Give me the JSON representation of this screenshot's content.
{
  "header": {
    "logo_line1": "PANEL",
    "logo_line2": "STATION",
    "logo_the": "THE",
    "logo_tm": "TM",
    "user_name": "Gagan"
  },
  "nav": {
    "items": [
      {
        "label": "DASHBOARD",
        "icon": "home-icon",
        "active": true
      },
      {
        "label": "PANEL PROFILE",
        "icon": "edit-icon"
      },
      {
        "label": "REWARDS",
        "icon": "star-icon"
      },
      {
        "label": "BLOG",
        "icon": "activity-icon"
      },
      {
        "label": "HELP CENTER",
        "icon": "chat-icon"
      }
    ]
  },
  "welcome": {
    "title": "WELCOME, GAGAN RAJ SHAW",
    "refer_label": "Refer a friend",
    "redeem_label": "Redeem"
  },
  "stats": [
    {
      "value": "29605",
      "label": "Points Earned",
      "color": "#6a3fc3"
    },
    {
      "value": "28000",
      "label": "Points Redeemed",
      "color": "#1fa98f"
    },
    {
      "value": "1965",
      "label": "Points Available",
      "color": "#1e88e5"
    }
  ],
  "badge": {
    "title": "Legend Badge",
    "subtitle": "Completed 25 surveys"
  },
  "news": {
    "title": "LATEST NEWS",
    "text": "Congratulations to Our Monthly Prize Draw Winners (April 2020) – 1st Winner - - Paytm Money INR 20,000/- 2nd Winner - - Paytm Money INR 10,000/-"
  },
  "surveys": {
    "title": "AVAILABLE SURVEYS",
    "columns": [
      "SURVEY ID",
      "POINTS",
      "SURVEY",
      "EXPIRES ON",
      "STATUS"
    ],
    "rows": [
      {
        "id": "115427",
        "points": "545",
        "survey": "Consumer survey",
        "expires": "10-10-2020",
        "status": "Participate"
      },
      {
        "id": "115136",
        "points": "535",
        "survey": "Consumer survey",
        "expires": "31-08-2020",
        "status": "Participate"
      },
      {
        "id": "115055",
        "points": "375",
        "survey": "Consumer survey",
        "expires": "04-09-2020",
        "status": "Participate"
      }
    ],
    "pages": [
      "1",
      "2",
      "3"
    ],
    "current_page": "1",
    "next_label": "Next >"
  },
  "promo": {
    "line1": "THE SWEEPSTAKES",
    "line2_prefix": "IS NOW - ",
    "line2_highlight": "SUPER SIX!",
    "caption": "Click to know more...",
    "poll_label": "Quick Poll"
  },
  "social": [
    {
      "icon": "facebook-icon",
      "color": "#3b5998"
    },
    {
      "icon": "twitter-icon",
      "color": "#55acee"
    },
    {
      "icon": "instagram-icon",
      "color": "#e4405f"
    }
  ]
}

——

Quote the entire listing above exactly.

Give me the JSON representation of this screenshot's content.
{
  "header": {
    "logo_line1": "PANEL",
    "logo_line2": "STATION",
    "logo_the": "THE",
    "logo_tm": "TM",
    "user_name": "Gagan"
  },
  "nav": {
    "items": [
      {
        "label": "DASHBOARD",
        "icon": "home-icon",
        "active": true
      },
      {
        "label": "PANEL PROFILE",
        "icon": "edit-icon"
      },
      {
        "label": "REWARDS",
        "icon": "star-icon"
      },
      {
        "label": "BLOG",
        "icon": "activity-icon"
      },
      {
        "label": "HELP CENTER",
        "icon": "chat-icon"
      }
    ]
  },
  "welcome": {
    "title": "WELCOME, GAGAN RAJ SHAW",
    "refer_label": "Refer a friend",
    "redeem_label": "Redeem"
  },
  "stats": [
    {
      "value": "29605",
      "label": "Points Earned",
      "color": "#6a3fc3"
    },
    {
      "value": "28000",
      "label": "Points Redeemed",
      "color": "#1fa98f"
    },
    {
      "value": "1965",
      "label": "Points Available",
      "color": "#1e88e5"
    }
  ],
  "badge": {
    "title": "Legend Badge",
    "subtitle": "Completed 25 surveys"
  },
  "news": {
    "title": "LATEST NEWS",
    "text": "Congratulations to Our Monthly Prize Draw Winners (April 2020) – 1st Winner - - Paytm Money INR 20,000/- 2nd Winner - - Paytm Money INR 10,000/-"
  },
  "surveys": {
    "title": "AVAILABLE SURVEYS",
    "columns": [
      "SURVEY ID",
      "POINTS",
      "SURVEY",
      "EXPIRES ON",
      "STATUS"
    ],
    "rows": [
      {
        "id": "115427",
        "points": "545",
        "survey": "Consumer survey",
        "expires": "10-10-2020",
        "status": "Participate"
      },
      {
        "id": "115136",
        "points": "535",
        "survey": "Consumer survey",
        "expires": "31-08-2020",
        "status": "Participate"
      },
      {
        "id": "115055",
        "points": "375",
        "survey": "Consumer survey",
        "expires": "04-09-2020",
        "status": "Participate"
      }
    ],
    "pages": [
      "1",
      "2",
      "3"
    ],
    "current_page": "1",
    "next_label": "Next >"
  },
  "promo": {
    "line1": "THE SWEEPSTAKES",
    "line2_prefix": "IS NOW - ",
    "line2_highlight": "SUPER SIX!",
    "caption": "Click to know more...",
    "poll_label": "Quick Poll"
  },
  "social": [
    {
      "icon": "facebook-icon",
      "color": "#3b5998"
    },
    {
      "icon": "twitter-icon",
      "color": "#55acee"
    },
    {
      "icon": "instagram-icon",
      "color": "#e4405f"
    }
  ]
}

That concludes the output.